• _Document section_:
Fig. 4 XRD pattern of the solid products for the ball milling reactions between the MgH₂/CaH₂ mixtures (with (a) 1 : 1, (b) 1 : 2, (c) 1 : 4 and (d) 1 : 8 mol mol⁻¹) and CO₂ at 550 rpm for 24 h.

XPS and Raman spectra (Fig. S2 and S3†) prove that there is amorphous carbon and a little of carbonate in the solid products formed in the reaction of alkaline earth metal hydrides with CO₂, which is consistent with previous studies.³⁶ The solid products acquired in the reactions between the MgH₂/CaH₂ mixtures (with 1 : 1, 1 : 2, 1 : 4 and 1 : 8 mol mol⁻¹) and CO₂ are therefore named MgO/CaO/C, MgO/2CaO/C, MgO/4CaO/C, and MgO/8CaO/C, respectively. The molar ratio of MgO to CaO in the MgO/CaO/C, MgO/2CaO/C, MgO/4CaO/C, and MgO/8CaO/C composite is about 1 : 1, 1 : 2, 1 : 4 and 1 : 8 mol mol⁻¹, respectively. The amount of C was estimated according to the proposed reaction mechanism (eqn (S1)–(S3)†).³⁶ The molar amount of amorphous carbon in the samples (MgO/CaO/C, MgO/2CaO/C, MgO/4CaO/C, MgO/8CaO/C) is 0.007, 0.006, 0.0056 and 0.0068 mol, respectively.

• _What this exercise asks_:
(1) List the names assigned to the solid products in the excerpt on hydride–CO₂ reactions.
(2) Answer these questions using the excerpt on hydride–CO₂ reactions:
(a) At what speed and for how long were the ball milling reactions run?
(b) Which two spectra show that amorphous carbon is present in the solid products?
(c) What is the molar amount of amorphous carbon in MgO/4CaO/C?
(3) Write out the portion of the excerpt on hydride–CO₂ reactions between "XPS and Raman" and "0.0068 mol, respectively.", inclusive.

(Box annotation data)
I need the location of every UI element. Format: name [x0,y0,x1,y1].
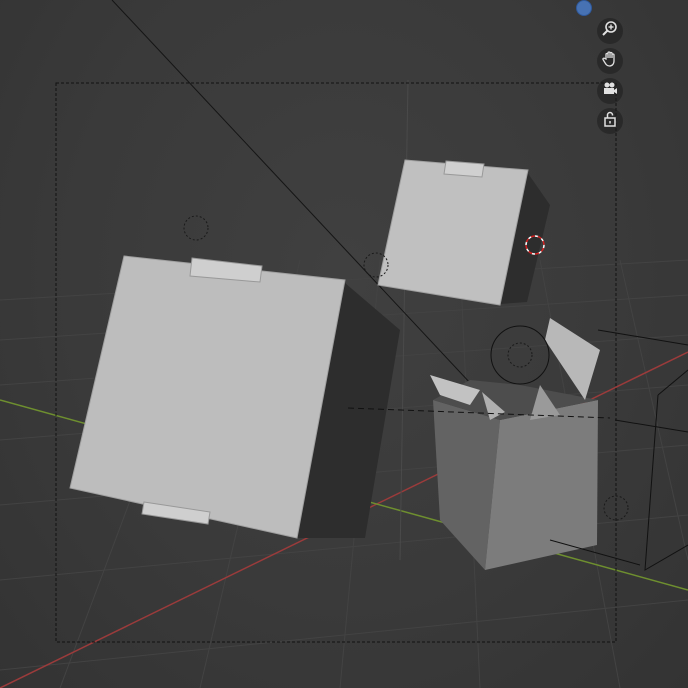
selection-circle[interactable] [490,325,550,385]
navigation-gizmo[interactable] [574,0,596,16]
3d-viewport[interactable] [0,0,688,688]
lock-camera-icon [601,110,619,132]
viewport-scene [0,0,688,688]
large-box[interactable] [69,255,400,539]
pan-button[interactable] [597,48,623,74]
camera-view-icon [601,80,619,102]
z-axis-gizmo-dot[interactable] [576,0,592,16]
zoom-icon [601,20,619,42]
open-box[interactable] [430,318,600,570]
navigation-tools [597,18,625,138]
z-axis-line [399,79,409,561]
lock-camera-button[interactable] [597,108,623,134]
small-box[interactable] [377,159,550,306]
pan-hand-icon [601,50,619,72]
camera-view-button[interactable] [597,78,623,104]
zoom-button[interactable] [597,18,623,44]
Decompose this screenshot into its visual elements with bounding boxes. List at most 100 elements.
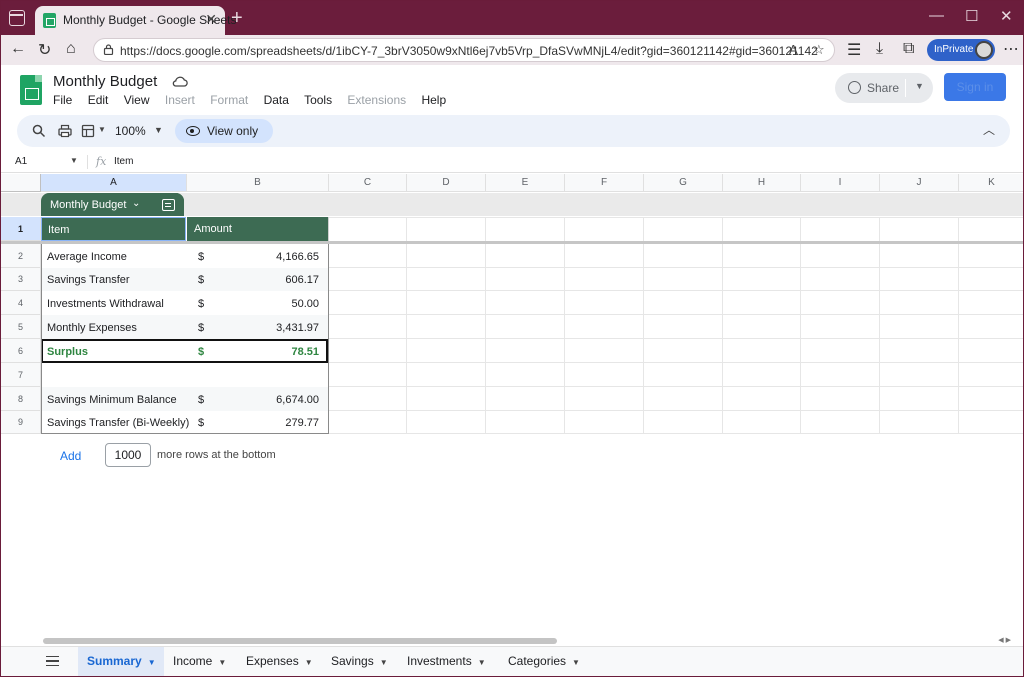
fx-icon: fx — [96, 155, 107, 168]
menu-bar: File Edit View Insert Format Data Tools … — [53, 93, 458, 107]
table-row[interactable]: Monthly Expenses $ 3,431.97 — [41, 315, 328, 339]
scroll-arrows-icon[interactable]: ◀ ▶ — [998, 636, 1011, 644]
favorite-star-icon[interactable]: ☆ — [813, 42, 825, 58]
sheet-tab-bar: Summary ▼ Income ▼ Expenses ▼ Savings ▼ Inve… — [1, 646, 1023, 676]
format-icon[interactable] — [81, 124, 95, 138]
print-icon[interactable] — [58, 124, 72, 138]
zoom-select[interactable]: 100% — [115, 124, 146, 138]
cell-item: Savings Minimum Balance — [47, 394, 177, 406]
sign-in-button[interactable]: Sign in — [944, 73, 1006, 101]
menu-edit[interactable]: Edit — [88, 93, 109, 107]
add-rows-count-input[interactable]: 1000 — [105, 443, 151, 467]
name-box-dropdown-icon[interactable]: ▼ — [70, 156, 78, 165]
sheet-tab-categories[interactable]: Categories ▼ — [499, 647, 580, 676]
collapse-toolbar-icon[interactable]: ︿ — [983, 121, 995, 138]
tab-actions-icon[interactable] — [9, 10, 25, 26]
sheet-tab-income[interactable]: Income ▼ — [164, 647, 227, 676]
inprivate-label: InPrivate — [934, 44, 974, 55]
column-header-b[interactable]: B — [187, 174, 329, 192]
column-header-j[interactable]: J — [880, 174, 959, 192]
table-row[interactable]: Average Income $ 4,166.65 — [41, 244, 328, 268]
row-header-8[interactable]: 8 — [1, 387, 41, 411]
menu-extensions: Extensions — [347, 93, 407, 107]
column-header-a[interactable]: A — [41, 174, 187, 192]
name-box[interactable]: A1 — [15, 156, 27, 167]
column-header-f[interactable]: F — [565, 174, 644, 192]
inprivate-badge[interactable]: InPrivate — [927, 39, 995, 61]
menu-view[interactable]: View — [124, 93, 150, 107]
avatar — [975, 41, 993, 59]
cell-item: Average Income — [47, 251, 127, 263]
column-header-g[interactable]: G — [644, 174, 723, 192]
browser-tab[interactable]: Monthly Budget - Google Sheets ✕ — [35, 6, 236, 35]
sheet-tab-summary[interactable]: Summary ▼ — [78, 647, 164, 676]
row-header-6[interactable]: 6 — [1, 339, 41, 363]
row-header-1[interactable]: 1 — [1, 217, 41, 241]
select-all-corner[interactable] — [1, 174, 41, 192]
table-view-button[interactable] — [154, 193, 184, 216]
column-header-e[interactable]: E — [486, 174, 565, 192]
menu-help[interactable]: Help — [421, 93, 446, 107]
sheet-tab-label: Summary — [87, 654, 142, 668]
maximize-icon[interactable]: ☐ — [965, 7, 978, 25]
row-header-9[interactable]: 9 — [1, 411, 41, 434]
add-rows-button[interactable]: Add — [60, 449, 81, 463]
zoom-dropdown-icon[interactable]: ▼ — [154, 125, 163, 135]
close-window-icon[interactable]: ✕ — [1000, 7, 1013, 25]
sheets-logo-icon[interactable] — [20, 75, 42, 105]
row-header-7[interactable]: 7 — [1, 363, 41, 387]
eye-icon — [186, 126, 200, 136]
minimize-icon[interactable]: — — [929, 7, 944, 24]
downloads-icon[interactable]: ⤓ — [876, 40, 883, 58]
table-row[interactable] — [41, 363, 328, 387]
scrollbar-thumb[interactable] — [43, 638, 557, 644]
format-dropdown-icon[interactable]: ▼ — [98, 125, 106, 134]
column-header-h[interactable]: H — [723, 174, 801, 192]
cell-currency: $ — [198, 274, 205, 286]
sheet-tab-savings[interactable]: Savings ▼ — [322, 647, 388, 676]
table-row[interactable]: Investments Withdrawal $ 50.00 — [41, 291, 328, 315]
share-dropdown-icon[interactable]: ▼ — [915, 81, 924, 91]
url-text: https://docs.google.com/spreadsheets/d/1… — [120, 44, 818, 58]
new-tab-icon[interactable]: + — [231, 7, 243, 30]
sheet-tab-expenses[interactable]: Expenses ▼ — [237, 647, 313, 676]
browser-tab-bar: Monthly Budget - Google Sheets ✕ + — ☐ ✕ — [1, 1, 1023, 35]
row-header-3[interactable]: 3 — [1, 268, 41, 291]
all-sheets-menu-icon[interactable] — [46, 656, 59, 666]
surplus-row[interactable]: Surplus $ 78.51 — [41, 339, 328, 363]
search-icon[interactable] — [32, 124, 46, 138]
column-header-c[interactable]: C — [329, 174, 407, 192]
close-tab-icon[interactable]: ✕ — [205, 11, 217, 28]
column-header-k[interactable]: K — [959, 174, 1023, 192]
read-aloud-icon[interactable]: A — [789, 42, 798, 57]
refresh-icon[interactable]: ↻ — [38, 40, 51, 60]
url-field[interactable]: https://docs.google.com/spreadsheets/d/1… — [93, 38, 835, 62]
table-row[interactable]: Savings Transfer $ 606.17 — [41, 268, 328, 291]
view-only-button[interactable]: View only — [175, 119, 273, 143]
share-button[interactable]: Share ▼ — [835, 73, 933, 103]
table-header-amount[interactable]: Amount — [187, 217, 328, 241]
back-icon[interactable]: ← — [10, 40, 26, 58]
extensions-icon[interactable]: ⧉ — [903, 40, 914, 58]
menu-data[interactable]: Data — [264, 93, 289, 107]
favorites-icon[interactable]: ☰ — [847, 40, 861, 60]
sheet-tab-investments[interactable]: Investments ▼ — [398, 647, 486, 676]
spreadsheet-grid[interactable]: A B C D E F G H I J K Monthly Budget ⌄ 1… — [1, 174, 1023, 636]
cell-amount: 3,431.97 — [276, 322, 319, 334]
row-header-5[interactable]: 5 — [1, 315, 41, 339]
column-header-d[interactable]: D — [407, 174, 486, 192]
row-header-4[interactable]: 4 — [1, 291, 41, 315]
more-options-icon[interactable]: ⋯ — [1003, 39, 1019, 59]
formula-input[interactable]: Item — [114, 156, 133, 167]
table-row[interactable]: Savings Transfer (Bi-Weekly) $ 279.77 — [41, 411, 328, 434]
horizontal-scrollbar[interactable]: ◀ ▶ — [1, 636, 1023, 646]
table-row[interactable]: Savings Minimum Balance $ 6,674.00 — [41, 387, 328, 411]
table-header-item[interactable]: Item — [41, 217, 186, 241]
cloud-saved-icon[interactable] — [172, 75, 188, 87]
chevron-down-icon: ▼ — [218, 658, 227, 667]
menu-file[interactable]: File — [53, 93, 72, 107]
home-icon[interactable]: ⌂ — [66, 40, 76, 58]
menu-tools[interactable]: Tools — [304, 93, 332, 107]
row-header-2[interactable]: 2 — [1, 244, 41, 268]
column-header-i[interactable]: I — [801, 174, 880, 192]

• _Solutions to each task_:
(1)
MgO/CaO/C
MgO/2CaO/C
MgO/4CaO/C
MgO/8CaO/C

(2)
(a) 550 rpm for 24 h.
(b) XPS and Raman spectra.
(c) 0.0056 mol.

(3)
XPS and Raman spectra (Fig. S2 and S3†) prove that there is amorphous carbon and a little of carbonate in the solid products formed in the reaction of alkaline earth metal hydrides with CO₂, which is consistent with previous studies.³⁶ The solid products acquired in the reactions between the MgH₂/CaH₂ mixtures (with 1 : 1, 1 : 2, 1 : 4 and 1 : 8 mol mol⁻¹) and CO₂ are therefore named MgO/CaO/C, MgO/2CaO/C, MgO/4CaO/C, and MgO/8CaO/C, respectively. The molar ratio of MgO to CaO in the MgO/CaO/C, MgO/2CaO/C, MgO/4CaO/C, and MgO/8CaO/C composite is about 1 : 1, 1 : 2, 1 : 4 and 1 : 8 mol mol⁻¹, respectively. The amount of C was estimated according to the proposed reaction mechanism (eqn (S1)–(S3)†).³⁶ The molar amount of amorphous carbon in the samples (MgO/CaO/C, MgO/2CaO/C, MgO/4CaO/C, MgO/8CaO/C) is 0.007, 0.006, 0.0056 and 0.0068 mol, respectively.